- [TASK DETAILS]:
Scan the records for the string "denúncia"; copy each line where it occurs.

--- begin SUPPLIED MATERIAL ---

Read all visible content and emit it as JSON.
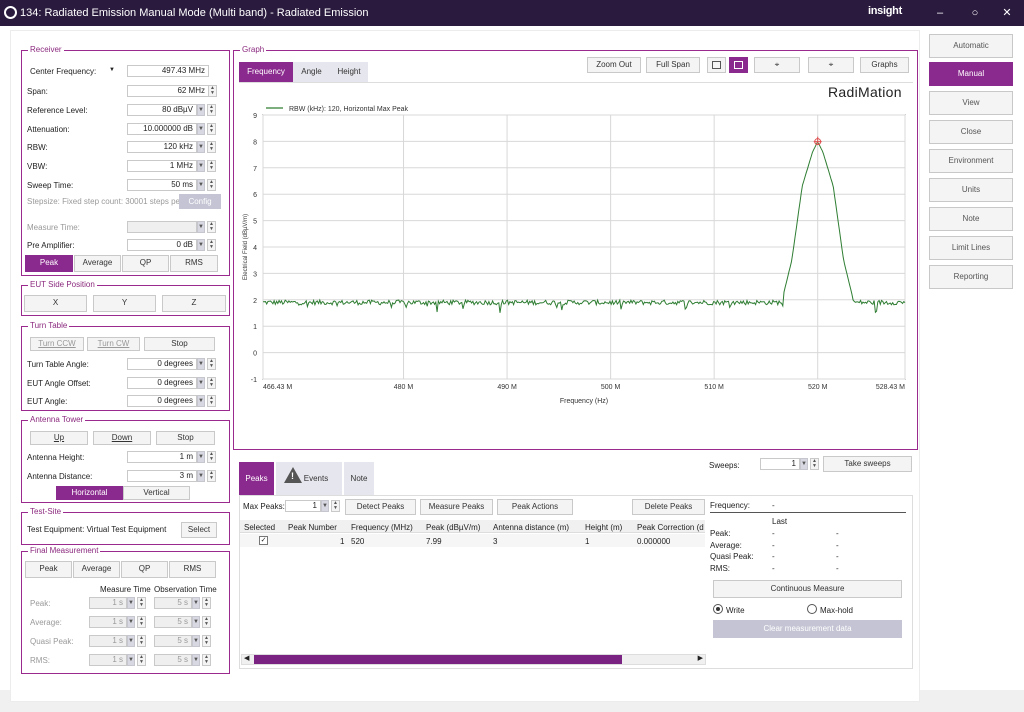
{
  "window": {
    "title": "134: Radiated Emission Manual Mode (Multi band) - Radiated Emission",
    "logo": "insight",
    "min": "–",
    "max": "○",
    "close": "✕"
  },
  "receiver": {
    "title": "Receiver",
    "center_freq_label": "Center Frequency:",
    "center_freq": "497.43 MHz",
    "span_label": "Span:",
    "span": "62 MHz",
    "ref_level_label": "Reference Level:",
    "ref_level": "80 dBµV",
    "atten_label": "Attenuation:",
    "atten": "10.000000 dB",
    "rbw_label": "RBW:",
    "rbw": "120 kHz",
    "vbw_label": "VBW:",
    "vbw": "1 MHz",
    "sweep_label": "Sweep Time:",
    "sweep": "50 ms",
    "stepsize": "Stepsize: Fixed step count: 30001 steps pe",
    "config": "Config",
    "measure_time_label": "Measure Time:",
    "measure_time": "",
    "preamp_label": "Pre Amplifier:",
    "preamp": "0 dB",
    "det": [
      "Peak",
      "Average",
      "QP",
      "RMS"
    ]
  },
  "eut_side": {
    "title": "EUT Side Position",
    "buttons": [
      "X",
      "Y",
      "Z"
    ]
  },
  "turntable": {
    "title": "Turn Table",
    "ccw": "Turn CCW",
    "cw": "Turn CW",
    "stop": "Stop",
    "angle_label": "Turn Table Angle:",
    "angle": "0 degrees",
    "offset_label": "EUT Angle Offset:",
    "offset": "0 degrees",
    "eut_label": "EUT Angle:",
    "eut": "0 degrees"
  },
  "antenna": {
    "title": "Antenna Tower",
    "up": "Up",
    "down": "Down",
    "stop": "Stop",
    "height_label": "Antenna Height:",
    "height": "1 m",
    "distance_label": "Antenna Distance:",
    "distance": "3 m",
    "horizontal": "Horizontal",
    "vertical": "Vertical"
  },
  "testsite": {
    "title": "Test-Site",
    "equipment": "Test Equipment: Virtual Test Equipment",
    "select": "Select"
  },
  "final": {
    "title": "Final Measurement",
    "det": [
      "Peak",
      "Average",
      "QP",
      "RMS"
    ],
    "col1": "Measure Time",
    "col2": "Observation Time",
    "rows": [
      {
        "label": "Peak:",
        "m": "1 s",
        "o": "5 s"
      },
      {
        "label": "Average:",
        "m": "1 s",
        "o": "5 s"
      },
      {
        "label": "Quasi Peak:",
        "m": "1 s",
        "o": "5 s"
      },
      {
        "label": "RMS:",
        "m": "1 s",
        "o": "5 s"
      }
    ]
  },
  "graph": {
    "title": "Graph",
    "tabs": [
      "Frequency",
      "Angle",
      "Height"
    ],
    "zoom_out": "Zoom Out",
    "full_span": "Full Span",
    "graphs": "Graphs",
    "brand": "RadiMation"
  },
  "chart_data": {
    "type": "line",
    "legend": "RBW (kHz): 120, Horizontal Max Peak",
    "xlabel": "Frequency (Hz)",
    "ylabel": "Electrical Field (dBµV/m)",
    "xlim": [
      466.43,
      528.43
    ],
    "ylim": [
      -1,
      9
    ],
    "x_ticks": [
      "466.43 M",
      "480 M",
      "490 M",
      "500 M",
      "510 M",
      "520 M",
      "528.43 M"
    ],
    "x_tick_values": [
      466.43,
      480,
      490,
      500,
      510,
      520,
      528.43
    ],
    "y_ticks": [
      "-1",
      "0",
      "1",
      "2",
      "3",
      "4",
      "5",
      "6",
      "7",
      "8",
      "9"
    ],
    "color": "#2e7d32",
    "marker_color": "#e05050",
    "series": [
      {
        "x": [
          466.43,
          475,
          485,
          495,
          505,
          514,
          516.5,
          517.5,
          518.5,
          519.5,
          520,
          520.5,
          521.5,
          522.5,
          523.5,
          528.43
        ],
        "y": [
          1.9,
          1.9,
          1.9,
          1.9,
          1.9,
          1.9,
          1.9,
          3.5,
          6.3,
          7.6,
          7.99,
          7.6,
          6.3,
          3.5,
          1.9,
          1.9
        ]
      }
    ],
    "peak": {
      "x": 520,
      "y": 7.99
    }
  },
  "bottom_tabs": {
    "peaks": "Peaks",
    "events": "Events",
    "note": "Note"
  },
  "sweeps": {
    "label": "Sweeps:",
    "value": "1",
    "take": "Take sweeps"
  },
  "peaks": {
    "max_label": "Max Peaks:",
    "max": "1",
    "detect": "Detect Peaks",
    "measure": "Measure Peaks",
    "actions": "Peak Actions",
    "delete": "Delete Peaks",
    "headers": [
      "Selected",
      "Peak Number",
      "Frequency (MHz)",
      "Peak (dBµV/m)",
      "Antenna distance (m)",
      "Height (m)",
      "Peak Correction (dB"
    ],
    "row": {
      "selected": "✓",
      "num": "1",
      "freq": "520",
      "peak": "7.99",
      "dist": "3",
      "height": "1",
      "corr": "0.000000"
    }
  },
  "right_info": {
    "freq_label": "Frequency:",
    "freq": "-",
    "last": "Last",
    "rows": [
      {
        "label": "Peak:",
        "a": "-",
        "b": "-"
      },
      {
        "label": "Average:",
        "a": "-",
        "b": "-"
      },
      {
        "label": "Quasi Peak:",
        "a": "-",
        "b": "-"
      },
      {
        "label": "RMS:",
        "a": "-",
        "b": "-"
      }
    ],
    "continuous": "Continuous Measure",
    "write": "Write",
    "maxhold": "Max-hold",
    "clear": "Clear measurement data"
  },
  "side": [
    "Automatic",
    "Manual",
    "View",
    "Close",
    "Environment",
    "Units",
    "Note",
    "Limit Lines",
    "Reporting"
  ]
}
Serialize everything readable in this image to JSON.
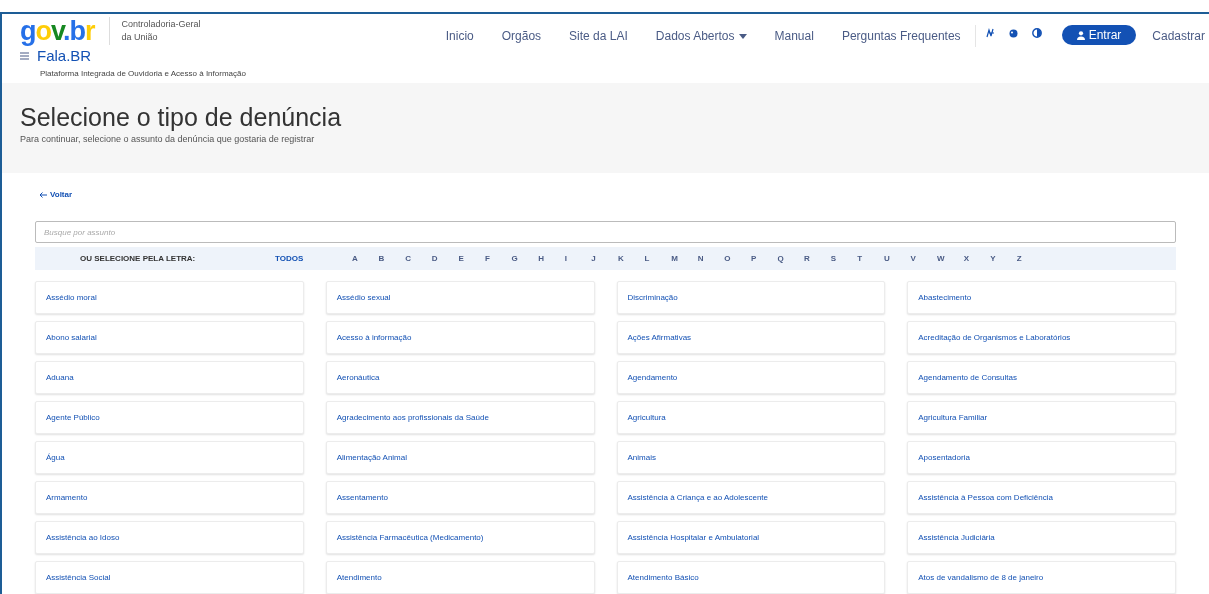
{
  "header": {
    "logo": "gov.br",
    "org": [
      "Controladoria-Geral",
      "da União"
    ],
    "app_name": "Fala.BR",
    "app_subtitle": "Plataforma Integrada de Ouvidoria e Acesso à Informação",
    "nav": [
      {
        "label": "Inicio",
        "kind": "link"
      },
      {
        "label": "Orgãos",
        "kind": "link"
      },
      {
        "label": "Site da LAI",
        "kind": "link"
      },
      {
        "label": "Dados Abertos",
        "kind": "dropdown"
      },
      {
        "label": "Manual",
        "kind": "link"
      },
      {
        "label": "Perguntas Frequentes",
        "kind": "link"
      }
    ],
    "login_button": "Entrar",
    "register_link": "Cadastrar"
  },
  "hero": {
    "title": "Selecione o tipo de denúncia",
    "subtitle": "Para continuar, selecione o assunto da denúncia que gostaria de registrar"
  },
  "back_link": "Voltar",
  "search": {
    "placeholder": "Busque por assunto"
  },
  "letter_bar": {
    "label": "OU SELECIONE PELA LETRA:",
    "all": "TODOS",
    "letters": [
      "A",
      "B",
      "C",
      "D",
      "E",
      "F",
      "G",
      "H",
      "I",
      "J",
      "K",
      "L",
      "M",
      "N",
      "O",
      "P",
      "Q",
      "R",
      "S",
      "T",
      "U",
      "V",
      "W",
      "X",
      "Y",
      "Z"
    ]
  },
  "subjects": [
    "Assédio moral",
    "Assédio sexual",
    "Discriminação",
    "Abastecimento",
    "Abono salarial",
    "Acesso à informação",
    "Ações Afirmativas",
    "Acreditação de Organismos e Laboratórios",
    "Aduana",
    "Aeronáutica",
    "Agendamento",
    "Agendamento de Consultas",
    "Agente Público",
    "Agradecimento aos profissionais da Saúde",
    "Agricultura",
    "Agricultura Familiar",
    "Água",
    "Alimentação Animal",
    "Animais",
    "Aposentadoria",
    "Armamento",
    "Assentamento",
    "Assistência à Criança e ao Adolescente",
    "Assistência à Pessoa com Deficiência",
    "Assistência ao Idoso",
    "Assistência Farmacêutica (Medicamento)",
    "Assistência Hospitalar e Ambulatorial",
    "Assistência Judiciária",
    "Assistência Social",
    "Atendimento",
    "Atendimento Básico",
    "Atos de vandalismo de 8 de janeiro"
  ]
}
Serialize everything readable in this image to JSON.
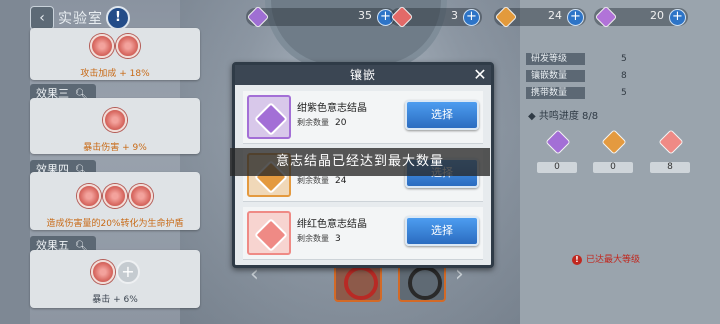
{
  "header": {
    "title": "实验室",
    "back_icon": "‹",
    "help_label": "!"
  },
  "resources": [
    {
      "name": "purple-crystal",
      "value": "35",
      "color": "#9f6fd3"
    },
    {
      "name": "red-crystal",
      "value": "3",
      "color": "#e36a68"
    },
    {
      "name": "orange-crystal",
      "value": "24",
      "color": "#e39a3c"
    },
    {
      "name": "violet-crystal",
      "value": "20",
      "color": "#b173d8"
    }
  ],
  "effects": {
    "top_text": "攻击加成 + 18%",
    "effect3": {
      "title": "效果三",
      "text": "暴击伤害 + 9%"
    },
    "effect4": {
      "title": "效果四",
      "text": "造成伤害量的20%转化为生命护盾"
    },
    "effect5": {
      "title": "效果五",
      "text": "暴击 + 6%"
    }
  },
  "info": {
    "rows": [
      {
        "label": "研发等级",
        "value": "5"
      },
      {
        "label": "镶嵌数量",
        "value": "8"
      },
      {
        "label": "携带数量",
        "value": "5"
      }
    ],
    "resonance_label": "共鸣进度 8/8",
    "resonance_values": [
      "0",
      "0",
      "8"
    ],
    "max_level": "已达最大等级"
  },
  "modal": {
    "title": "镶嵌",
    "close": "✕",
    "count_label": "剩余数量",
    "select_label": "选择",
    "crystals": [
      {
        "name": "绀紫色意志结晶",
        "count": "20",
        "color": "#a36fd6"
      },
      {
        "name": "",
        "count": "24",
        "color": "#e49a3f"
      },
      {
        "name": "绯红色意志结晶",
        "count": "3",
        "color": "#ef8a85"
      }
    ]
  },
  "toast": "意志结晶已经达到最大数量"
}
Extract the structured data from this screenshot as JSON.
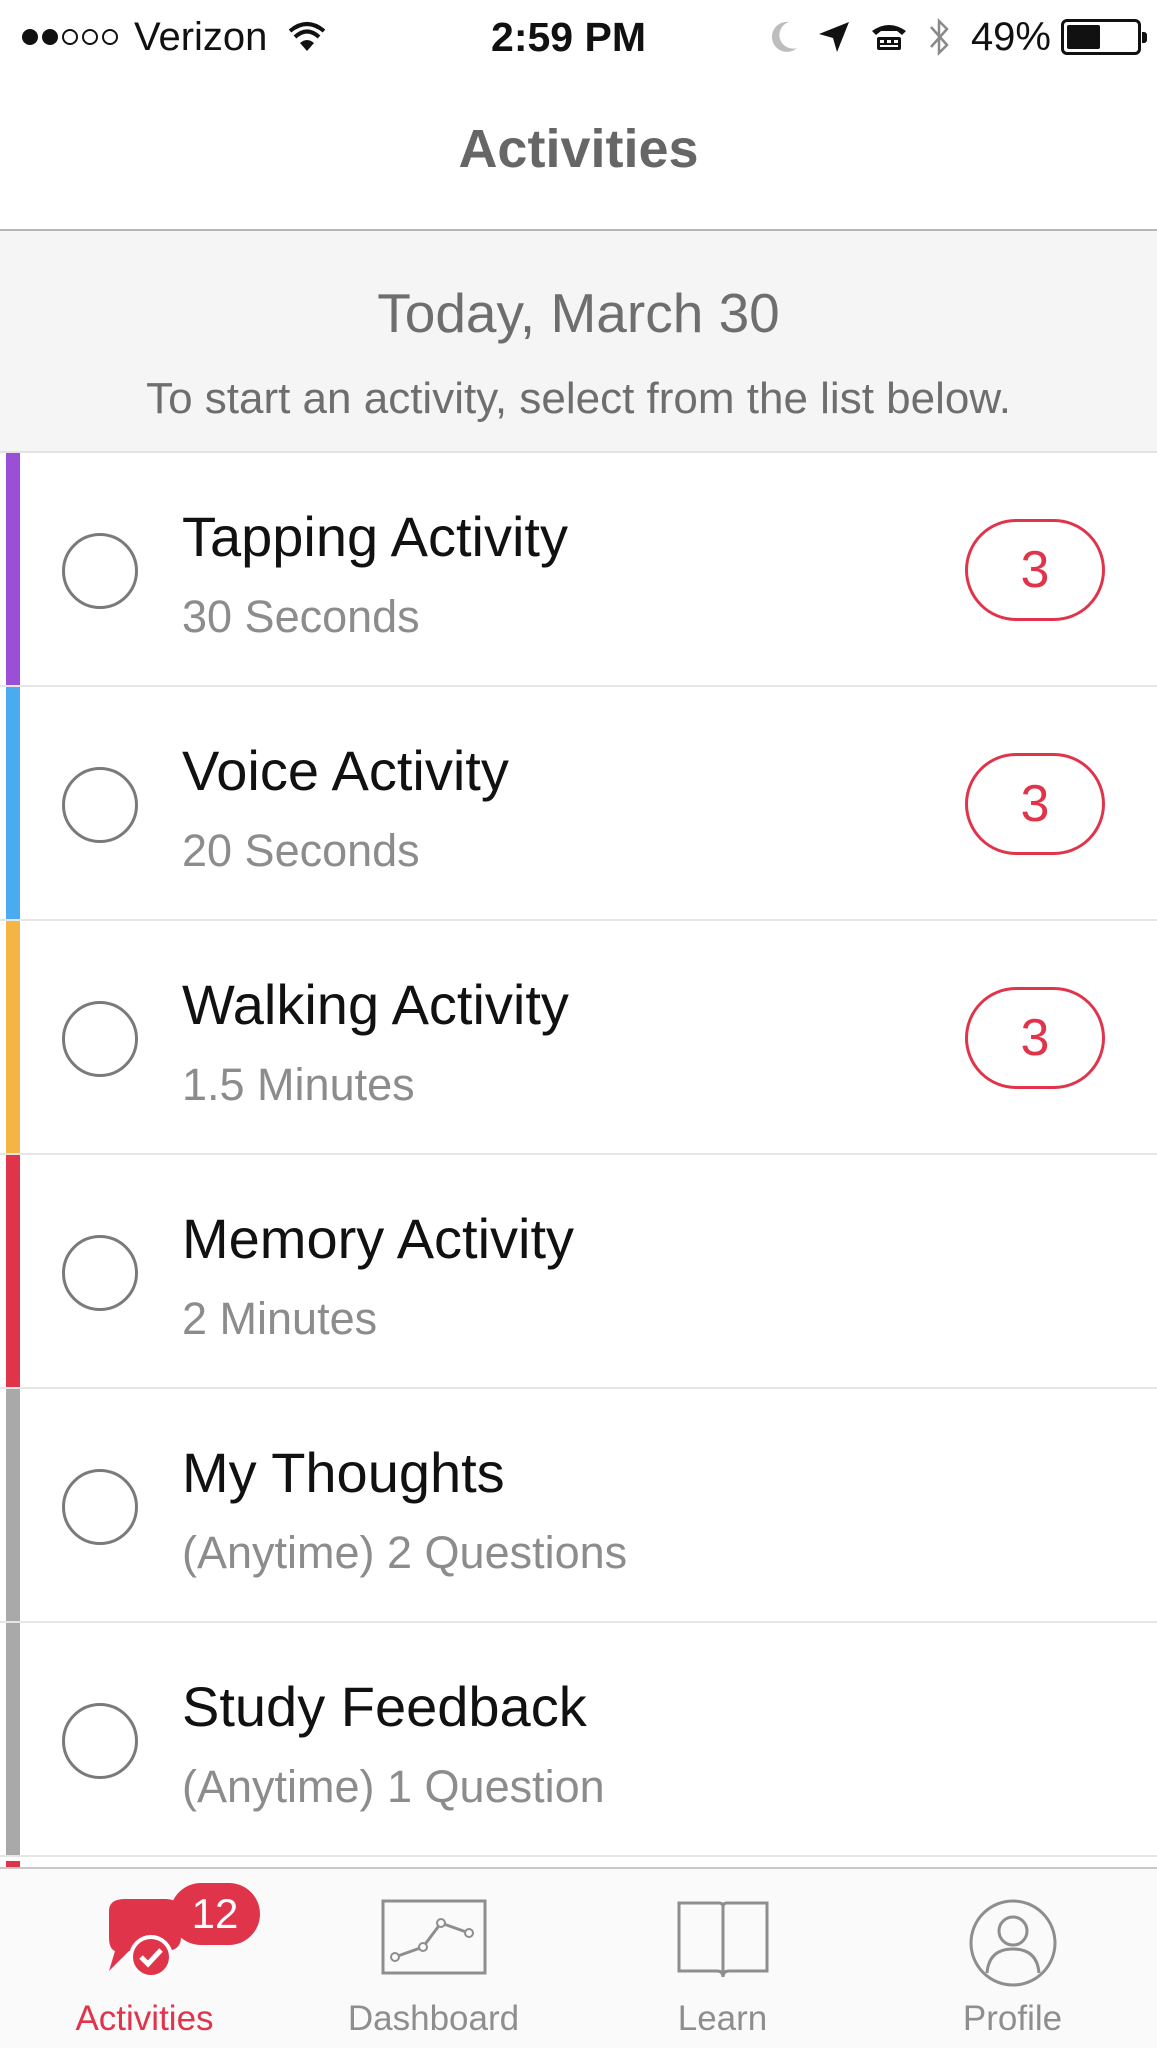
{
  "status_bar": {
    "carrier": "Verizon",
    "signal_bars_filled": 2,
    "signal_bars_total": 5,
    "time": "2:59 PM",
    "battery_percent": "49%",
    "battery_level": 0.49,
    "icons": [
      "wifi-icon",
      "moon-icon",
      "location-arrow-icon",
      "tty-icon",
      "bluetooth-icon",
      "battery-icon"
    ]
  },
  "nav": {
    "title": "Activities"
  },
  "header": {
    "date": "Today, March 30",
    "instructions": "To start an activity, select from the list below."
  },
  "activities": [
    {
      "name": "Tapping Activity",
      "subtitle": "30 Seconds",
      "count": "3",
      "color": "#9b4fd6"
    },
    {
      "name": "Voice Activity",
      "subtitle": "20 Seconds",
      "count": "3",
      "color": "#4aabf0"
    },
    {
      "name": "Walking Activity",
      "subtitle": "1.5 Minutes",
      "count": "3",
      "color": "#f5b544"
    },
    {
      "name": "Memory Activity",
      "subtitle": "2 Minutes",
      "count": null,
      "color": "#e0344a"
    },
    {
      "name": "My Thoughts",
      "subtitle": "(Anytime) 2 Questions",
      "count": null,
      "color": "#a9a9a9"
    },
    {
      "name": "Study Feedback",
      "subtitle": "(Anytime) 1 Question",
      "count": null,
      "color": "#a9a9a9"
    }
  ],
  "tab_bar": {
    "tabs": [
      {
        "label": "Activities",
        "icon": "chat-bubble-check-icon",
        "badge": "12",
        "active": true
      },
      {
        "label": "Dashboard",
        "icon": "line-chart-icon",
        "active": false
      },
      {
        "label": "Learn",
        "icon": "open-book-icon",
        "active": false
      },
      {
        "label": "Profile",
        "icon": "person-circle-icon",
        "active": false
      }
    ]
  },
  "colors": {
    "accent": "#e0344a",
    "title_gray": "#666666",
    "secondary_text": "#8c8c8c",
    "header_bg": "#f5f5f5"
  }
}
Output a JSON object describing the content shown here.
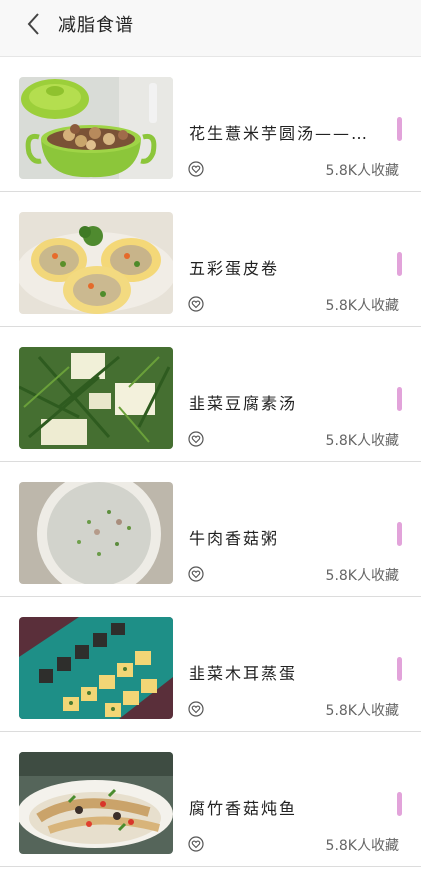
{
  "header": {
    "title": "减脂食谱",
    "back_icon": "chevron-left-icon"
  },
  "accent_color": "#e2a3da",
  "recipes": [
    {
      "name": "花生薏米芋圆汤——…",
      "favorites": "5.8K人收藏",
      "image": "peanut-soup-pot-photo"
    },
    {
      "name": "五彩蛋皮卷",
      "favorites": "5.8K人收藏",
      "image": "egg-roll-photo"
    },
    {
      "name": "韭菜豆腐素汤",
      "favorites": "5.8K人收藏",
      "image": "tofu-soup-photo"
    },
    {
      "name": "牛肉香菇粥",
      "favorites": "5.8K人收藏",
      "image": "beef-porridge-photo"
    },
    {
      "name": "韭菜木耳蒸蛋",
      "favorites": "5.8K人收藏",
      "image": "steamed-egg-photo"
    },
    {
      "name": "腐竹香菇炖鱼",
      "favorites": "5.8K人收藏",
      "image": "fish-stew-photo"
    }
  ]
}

--- end SUPPLIED MATERIAL ---

- [THE COMPLETED TASK]:
    "title": "Selecione o tipo de denúncia",
    "subtitle": "Para continuar, selecione o assunto da denúncia que gostaria de registrar"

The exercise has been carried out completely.